§ **TEXT FOR ANALYSIS**:
──────────

It all felt surreal. Yes, I didn’t feel great—but I didn’t feel like I belonged in the ICU. While my medical team prepared for worst-case scenarios, I was just trying to will my body back into some kind of regulated state.
But I couldn’t will my heart to slow down. In addition to the PICC line, I now had a peripheral IV pumping blood thinners for the clot and was hooked up to a heart rate monitor.
Down in the ICU, I tried to find a silver lining—the beds were much more comfortable! But that was about it. Not long after arriving, I was asked to consent to an arterial (A) line for continuous blood pressure and heart rate monitoring. I hesitated, but ultimately signed. I wish I hadn’t.
Hanging out in the ICU
The doctor attempted to insert the A line into my left wrist while distracting me with questions about my ballet background. It took much longer than expected, and I was shocked by how much blood was involved. When it was finally done, my wrist hurt like hell—and I had yet another tube coming out of my body.
Hours later, I woke to my nurse gently manipulating my tender wrist. The line had failed.
Soon after, a different PA arrived and began prepping my right wrist. If the first time sucked, the second was worse because I knew exactly how much it would hurt. He tried for 30 minutes before giving up. I was equal parts enraged and relieved.
I told my nurse I didn’t want to try again. She agreed and wrapped a blood pressure cuff around my left arm, programmed to check every 20 minutes. I silently wished they’d started with that.
Bruised wrist following A line insertion
The next morning, I asked why my body was reacting like this. The team suspected the chemo was inflaming my large tumor, putting pressure on my heart. Alarming, yes—but maybe that meant it was working?
They prescribed another course of steroids and mentioned radiation as a possible option. That was a full-body no from me.
The steroids worked wonders. I felt amazing—so much so that I even managed some invoicing for work. The team agreed I was stable enough to be downgraded to the Progressive Care Unit (PCU).
Early the next morning, when a bed became available, I was transferred. I was still on oxygen and hooked up to heart and blood pressure monitors. While I technically wasn’t on bed rest, I still needed help getting to the bathroom. I spent three days there, focusing hard on my breathing to try to bring my heart rate down.
My biggest struggle at this point was the lack of sleep. I hadn’t been sleeping much the month or so before I went into the hospital, and I surely wasn’t sleeping soundly there. Between the lack of natural light, the onslaught of artificial lights and beeping, especially at night, and the minimum of two nurse and CNA visits even on a good night for vital checks and lab draws, it is damn near impossible to get a good night’s sleep.

──────────

§ **ENTRIES SHOWN**:
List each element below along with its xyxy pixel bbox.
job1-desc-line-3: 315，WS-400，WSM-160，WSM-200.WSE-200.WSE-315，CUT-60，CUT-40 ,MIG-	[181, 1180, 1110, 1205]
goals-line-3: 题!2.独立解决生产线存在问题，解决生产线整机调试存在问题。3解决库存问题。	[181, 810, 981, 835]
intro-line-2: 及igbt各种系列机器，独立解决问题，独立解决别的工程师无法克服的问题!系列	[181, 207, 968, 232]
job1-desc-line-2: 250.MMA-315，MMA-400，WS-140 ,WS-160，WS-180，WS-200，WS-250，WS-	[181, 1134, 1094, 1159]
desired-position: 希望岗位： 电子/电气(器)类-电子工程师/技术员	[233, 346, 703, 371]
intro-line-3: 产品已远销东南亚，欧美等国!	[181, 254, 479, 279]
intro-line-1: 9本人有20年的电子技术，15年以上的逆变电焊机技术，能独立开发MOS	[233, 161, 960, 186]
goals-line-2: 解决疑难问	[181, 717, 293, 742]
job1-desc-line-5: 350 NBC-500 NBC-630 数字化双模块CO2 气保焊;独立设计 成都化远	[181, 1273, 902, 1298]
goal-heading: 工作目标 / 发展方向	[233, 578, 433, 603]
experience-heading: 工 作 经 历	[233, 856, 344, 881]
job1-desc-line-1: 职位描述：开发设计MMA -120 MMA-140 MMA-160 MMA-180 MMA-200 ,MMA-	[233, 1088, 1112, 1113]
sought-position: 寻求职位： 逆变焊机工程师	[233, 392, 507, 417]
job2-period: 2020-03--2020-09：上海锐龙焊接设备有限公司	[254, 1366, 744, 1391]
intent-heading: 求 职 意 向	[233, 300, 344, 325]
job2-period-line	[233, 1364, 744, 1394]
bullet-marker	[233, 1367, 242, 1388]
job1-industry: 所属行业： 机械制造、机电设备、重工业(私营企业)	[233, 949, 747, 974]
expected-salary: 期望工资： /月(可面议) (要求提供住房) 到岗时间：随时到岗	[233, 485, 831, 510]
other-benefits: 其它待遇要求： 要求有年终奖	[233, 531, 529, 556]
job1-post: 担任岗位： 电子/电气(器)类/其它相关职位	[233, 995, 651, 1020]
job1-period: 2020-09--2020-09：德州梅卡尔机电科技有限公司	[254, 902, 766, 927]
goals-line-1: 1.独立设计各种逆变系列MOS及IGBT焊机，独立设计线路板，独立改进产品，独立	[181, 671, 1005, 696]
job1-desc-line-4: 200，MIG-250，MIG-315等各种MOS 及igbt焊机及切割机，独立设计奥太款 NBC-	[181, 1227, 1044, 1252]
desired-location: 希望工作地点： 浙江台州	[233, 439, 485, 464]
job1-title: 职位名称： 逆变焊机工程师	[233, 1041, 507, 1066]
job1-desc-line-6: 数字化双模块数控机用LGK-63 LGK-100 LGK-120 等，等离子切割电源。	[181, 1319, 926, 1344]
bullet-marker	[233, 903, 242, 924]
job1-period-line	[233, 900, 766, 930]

──────────

§ **TASKS**:
(A) Answer these questions from the hospital account:
(i) Which wrist did the doctor first use for the A line?
(ii) How often was the blood pressure cuff programmed to check?
(iii) How many days were spent in the Progressive Care Unit?
(B) Copy everything in the hospital account from "Bruised wrist following" down to "no from me.", word for word.
The lines above are separate material and have no connection to the hospital account.

§ **ANSWERS BELOW**:
(A)
(i) The left wrist.
(ii) Every 20 minutes.
(iii) Three days.

(B)
Bruised wrist following A line insertion
The next morning, I asked why my body was reacting like this. The team suspected the chemo was inflaming my large tumor, putting pressure on my heart. Alarming, yes—but maybe that meant it was working?
They prescribed another course of steroids and mentioned radiation as a possible option. That was a full-body no from me.